BEGIN

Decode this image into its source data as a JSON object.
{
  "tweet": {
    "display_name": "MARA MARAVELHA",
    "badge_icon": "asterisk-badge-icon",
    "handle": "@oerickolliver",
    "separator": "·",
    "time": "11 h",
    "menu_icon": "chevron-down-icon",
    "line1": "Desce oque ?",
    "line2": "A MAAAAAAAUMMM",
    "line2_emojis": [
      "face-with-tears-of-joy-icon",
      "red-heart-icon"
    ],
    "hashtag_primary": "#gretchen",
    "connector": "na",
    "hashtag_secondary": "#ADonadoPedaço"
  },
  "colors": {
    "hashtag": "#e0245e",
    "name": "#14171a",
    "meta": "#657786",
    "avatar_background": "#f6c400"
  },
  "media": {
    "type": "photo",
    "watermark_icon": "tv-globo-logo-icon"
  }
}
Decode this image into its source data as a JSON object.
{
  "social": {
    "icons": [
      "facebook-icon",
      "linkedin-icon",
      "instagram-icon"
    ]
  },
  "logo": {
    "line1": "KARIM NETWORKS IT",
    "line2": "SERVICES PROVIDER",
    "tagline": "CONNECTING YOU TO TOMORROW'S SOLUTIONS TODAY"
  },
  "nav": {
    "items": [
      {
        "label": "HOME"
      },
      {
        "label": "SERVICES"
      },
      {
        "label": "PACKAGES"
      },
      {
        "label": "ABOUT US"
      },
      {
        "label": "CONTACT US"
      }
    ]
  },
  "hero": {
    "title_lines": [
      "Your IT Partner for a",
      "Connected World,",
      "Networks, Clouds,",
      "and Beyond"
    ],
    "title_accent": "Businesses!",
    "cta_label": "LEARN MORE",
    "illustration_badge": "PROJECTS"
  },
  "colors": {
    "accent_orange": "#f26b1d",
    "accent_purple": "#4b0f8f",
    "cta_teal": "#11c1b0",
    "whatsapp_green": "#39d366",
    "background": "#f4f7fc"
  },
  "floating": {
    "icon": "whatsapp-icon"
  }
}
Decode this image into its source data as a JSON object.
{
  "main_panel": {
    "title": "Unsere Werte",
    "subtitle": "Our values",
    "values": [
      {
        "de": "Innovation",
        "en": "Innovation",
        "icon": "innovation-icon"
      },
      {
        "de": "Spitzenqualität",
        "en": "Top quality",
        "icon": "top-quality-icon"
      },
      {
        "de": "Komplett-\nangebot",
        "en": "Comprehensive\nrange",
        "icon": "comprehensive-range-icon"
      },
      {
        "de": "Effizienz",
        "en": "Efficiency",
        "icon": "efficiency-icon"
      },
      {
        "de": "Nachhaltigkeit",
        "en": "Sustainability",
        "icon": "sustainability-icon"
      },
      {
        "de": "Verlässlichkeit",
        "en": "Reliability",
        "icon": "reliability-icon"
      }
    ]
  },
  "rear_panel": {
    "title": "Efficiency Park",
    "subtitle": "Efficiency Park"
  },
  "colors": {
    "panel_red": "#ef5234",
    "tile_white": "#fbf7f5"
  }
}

END

## [Short problem]
Return from the data every line that holds "Park".

## [Reply to the task]
    "title": "Efficiency Park",
    "subtitle": "Efficiency Park"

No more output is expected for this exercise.